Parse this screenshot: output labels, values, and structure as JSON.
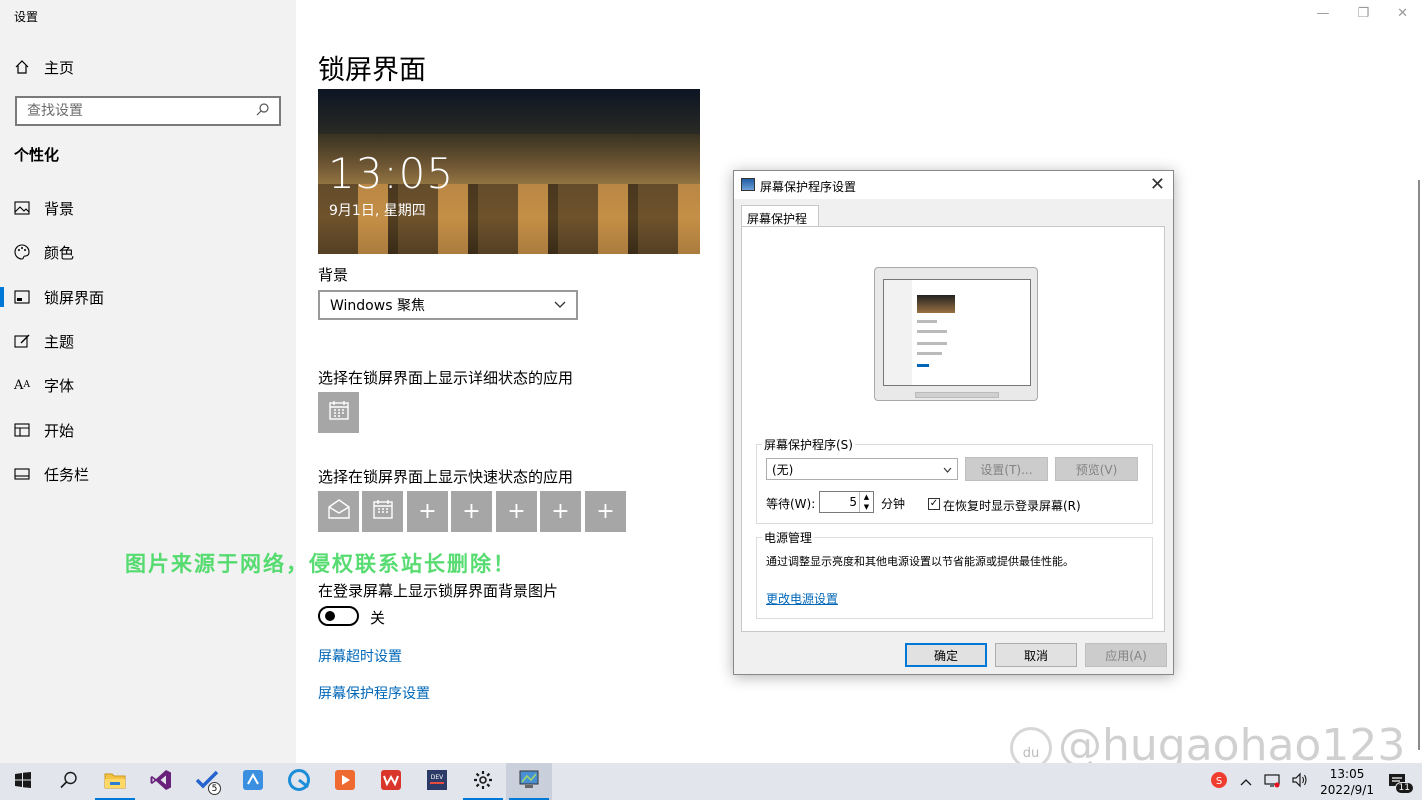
{
  "window": {
    "title": "设置",
    "controls": [
      "minimize-icon",
      "restore-icon",
      "close-icon"
    ]
  },
  "sidebar": {
    "home_label": "主页",
    "search_placeholder": "查找设置",
    "group_label": "个性化",
    "items": [
      {
        "label": "背景",
        "icon": "image-icon"
      },
      {
        "label": "颜色",
        "icon": "palette-icon"
      },
      {
        "label": "锁屏界面",
        "icon": "lockscreen-icon",
        "active": true
      },
      {
        "label": "主题",
        "icon": "theme-icon"
      },
      {
        "label": "字体",
        "icon": "font-icon"
      },
      {
        "label": "开始",
        "icon": "start-icon"
      },
      {
        "label": "任务栏",
        "icon": "taskbar-icon"
      }
    ]
  },
  "main": {
    "title": "锁屏界面",
    "preview": {
      "time": "13:05",
      "date": "9月1日, 星期四"
    },
    "background_label": "背景",
    "background_value": "Windows 聚焦",
    "detailed_status_label": "选择在锁屏界面上显示详细状态的应用",
    "quick_status_label": "选择在锁屏界面上显示快速状态的应用",
    "quick_status_tiles": [
      "mail-icon",
      "calendar-icon",
      "plus-icon",
      "plus-icon",
      "plus-icon",
      "plus-icon",
      "plus-icon"
    ],
    "signin_bg_label": "在登录屏幕上显示锁屏界面背景图片",
    "signin_bg_state": "关",
    "link_timeout": "屏幕超时设置",
    "link_screensaver": "屏幕保护程序设置",
    "watermark_cn": "图片来源于网络，侵权联系站长删除！",
    "watermark_en": "@hugaohao123"
  },
  "dialog": {
    "title": "屏幕保护程序设置",
    "tab": "屏幕保护程序",
    "screensaver_group": "屏幕保护程序(S)",
    "screensaver_value": "(无)",
    "settings_button": "设置(T)...",
    "preview_button": "预览(V)",
    "wait_label": "等待(W):",
    "wait_value": "5",
    "wait_unit": "分钟",
    "resume_label": "在恢复时显示登录屏幕(R)",
    "power_group": "电源管理",
    "power_text": "通过调整显示亮度和其他电源设置以节省能源或提供最佳性能。",
    "power_link": "更改电源设置",
    "ok": "确定",
    "cancel": "取消",
    "apply": "应用(A)"
  },
  "taskbar": {
    "apps": [
      {
        "name": "start-button",
        "icon": "windows-icon"
      },
      {
        "name": "search-button",
        "icon": "search-icon"
      },
      {
        "name": "file-explorer",
        "icon": "folder-icon",
        "running": true
      },
      {
        "name": "visual-studio",
        "icon": "visual-studio-icon"
      },
      {
        "name": "vs-code-tasks",
        "icon": "checkmark-app-icon",
        "badge": "5"
      },
      {
        "name": "app-blue",
        "icon": "bookmark-app-icon"
      },
      {
        "name": "app-browser",
        "icon": "browser-icon"
      },
      {
        "name": "app-orange",
        "icon": "media-app-icon"
      },
      {
        "name": "wps",
        "icon": "wps-icon"
      },
      {
        "name": "devexpress",
        "icon": "dev-icon"
      },
      {
        "name": "settings",
        "icon": "gear-icon",
        "running": true
      },
      {
        "name": "screensaver-dialog",
        "icon": "display-icon",
        "running": true,
        "active": true
      }
    ],
    "clock_time": "13:05",
    "clock_date": "2022/9/1",
    "notification_count": "11"
  }
}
◇ ◇ ◇ ◇ ◇ ◇ ◇
[Goal] Repeat each entry exactly as it appears; skip any picture.

[Solved exercise]
Parse this screenshot: output labels, values, and structure as JSON.
{
  "window": {
    "title": "设置",
    "controls": [
      "minimize-icon",
      "restore-icon",
      "close-icon"
    ]
  },
  "sidebar": {
    "home_label": "主页",
    "search_placeholder": "查找设置",
    "group_label": "个性化",
    "items": [
      {
        "label": "背景",
        "icon": "image-icon"
      },
      {
        "label": "颜色",
        "icon": "palette-icon"
      },
      {
        "label": "锁屏界面",
        "icon": "lockscreen-icon",
        "active": true
      },
      {
        "label": "主题",
        "icon": "theme-icon"
      },
      {
        "label": "字体",
        "icon": "font-icon"
      },
      {
        "label": "开始",
        "icon": "start-icon"
      },
      {
        "label": "任务栏",
        "icon": "taskbar-icon"
      }
    ]
  },
  "main": {
    "title": "锁屏界面",
    "preview": {
      "time": "13:05",
      "date": "9月1日, 星期四"
    },
    "background_label": "背景",
    "background_value": "Windows 聚焦",
    "detailed_status_label": "选择在锁屏界面上显示详细状态的应用",
    "quick_status_label": "选择在锁屏界面上显示快速状态的应用",
    "quick_status_tiles": [
      "mail-icon",
      "calendar-icon",
      "plus-icon",
      "plus-icon",
      "plus-icon",
      "plus-icon",
      "plus-icon"
    ],
    "signin_bg_label": "在登录屏幕上显示锁屏界面背景图片",
    "signin_bg_state": "关",
    "link_timeout": "屏幕超时设置",
    "link_screensaver": "屏幕保护程序设置",
    "watermark_cn": "图片来源于网络，侵权联系站长删除！",
    "watermark_en": "@hugaohao123"
  },
  "dialog": {
    "title": "屏幕保护程序设置",
    "tab": "屏幕保护程序",
    "screensaver_group": "屏幕保护程序(S)",
    "screensaver_value": "(无)",
    "settings_button": "设置(T)...",
    "preview_button": "预览(V)",
    "wait_label": "等待(W):",
    "wait_value": "5",
    "wait_unit": "分钟",
    "resume_label": "在恢复时显示登录屏幕(R)",
    "power_group": "电源管理",
    "power_text": "通过调整显示亮度和其他电源设置以节省能源或提供最佳性能。",
    "power_link": "更改电源设置",
    "ok": "确定",
    "cancel": "取消",
    "apply": "应用(A)"
  },
  "taskbar": {
    "apps": [
      {
        "name": "start-button",
        "icon": "windows-icon"
      },
      {
        "name": "search-button",
        "icon": "search-icon"
      },
      {
        "name": "file-explorer",
        "icon": "folder-icon",
        "running": true
      },
      {
        "name": "visual-studio",
        "icon": "visual-studio-icon"
      },
      {
        "name": "vs-code-tasks",
        "icon": "checkmark-app-icon",
        "badge": "5"
      },
      {
        "name": "app-blue",
        "icon": "bookmark-app-icon"
      },
      {
        "name": "app-browser",
        "icon": "browser-icon"
      },
      {
        "name": "app-orange",
        "icon": "media-app-icon"
      },
      {
        "name": "wps",
        "icon": "wps-icon"
      },
      {
        "name": "devexpress",
        "icon": "dev-icon"
      },
      {
        "name": "settings",
        "icon": "gear-icon",
        "running": true
      },
      {
        "name": "screensaver-dialog",
        "icon": "display-icon",
        "running": true,
        "active": true
      }
    ],
    "clock_time": "13:05",
    "clock_date": "2022/9/1",
    "notification_count": "11"
  }
}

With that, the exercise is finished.